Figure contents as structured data
▼▼▼

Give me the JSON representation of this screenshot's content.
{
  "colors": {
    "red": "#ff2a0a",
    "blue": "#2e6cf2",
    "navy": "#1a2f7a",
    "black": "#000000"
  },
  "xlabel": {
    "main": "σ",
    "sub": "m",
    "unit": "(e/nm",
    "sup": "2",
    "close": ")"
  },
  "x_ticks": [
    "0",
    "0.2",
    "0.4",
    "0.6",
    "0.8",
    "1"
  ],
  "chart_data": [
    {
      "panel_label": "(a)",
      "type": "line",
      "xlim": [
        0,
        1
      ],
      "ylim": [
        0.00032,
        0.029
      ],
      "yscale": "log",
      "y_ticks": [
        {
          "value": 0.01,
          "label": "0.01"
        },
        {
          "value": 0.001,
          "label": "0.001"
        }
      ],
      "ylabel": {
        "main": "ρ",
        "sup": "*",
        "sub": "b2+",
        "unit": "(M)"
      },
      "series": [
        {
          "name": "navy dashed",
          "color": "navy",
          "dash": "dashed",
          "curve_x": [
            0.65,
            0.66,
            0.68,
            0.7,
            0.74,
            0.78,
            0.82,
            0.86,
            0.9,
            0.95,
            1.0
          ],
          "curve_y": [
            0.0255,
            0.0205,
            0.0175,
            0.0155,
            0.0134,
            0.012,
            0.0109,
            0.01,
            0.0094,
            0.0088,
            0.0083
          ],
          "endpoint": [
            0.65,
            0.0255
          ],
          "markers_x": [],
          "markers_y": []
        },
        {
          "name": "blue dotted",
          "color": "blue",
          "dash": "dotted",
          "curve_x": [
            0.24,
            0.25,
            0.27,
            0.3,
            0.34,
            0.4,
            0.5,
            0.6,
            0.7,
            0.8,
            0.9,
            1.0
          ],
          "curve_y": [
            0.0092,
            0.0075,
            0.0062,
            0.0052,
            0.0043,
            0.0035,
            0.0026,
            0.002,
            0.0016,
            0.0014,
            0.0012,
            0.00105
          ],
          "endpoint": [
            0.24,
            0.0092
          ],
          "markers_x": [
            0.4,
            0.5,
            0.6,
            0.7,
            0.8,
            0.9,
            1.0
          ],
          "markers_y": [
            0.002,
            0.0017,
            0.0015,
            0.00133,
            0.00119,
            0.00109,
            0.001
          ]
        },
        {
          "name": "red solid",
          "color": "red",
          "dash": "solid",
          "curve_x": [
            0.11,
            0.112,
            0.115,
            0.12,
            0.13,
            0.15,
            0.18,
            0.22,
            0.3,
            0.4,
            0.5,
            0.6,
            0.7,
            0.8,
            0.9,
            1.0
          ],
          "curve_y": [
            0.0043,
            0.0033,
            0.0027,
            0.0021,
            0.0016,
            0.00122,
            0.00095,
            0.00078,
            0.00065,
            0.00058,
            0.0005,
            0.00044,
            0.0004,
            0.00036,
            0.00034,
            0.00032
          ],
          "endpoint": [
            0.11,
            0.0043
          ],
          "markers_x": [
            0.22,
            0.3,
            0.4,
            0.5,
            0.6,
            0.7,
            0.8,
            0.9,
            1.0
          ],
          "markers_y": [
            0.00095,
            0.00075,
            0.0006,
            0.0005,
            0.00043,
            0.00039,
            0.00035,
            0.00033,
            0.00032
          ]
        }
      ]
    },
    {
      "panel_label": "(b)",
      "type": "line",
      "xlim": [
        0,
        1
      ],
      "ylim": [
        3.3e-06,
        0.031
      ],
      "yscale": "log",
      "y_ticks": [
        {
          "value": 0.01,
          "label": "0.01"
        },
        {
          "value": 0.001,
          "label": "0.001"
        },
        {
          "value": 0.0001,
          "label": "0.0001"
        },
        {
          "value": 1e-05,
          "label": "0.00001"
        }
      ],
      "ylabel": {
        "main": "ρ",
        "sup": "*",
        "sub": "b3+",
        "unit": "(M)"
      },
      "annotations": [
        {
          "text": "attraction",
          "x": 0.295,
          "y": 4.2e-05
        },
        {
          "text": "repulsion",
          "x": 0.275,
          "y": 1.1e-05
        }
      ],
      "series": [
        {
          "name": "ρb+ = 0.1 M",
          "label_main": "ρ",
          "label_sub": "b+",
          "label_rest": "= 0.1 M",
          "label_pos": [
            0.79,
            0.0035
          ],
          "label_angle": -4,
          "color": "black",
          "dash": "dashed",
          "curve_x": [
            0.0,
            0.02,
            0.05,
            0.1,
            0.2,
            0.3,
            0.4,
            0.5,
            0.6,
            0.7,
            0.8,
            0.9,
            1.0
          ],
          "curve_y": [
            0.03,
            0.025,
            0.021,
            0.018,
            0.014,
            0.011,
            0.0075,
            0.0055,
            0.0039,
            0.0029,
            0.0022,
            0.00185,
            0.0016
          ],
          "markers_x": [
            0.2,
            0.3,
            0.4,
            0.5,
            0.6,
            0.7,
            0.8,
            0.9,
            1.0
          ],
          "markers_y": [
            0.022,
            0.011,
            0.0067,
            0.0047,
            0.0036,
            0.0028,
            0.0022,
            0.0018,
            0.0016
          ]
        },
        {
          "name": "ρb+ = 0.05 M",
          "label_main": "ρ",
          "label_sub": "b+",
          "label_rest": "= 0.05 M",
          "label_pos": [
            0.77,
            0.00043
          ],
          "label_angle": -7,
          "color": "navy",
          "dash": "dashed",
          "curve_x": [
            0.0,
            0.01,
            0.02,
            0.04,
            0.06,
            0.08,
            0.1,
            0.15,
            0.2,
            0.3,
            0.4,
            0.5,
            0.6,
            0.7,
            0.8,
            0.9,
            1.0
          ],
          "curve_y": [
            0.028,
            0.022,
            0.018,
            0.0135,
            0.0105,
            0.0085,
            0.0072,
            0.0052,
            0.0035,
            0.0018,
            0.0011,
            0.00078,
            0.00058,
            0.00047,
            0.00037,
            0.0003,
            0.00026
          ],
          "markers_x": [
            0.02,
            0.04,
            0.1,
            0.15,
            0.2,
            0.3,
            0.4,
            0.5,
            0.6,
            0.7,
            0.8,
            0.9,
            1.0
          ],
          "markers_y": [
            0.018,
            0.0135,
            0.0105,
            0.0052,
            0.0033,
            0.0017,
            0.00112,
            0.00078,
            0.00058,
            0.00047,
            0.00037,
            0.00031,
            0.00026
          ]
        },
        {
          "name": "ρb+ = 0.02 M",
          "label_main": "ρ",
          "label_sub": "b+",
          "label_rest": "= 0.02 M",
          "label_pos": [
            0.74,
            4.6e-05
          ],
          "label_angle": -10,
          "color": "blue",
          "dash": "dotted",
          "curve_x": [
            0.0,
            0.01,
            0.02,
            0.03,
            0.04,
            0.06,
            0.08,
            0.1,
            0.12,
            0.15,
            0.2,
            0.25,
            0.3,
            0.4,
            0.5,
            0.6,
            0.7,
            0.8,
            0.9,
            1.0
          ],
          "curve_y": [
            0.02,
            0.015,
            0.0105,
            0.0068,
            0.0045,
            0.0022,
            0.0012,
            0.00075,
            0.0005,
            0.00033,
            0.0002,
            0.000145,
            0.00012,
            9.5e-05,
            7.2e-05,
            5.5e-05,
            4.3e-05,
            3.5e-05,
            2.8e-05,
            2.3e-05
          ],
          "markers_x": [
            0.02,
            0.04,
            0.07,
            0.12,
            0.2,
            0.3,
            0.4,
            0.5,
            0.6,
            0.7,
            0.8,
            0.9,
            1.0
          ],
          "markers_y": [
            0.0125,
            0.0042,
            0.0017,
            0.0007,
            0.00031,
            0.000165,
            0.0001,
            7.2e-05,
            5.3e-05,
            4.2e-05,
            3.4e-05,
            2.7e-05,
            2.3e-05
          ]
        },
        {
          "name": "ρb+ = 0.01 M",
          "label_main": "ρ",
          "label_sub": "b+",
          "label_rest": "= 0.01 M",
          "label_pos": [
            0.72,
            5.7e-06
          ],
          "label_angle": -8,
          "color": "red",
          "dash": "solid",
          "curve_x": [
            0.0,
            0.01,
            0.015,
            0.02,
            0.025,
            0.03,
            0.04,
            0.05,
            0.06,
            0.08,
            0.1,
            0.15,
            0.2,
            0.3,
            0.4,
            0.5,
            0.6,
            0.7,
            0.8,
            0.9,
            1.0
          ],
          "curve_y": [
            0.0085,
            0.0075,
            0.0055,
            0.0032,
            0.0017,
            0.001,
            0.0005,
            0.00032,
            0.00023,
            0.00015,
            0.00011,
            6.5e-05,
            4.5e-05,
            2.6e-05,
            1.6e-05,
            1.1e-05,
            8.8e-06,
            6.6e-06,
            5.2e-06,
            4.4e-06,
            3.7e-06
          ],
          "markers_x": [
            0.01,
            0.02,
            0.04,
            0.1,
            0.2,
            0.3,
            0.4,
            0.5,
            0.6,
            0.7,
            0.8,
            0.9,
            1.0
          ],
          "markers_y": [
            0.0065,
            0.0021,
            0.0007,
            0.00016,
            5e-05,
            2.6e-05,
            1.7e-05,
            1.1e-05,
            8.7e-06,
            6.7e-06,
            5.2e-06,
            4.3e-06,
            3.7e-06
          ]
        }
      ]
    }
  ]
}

▲▲▲

— WRITTEN INSTRUCTION —
Copy every line that contains the string "name".

— FINAL ANSWER —
          "name": "navy dashed",
          "name": "blue dotted",
          "name": "red solid",
          "name": "ρb+ = 0.1 M",
          "name": "ρb+ = 0.05 M",
          "name": "ρb+ = 0.02 M",
          "name": "ρb+ = 0.01 M",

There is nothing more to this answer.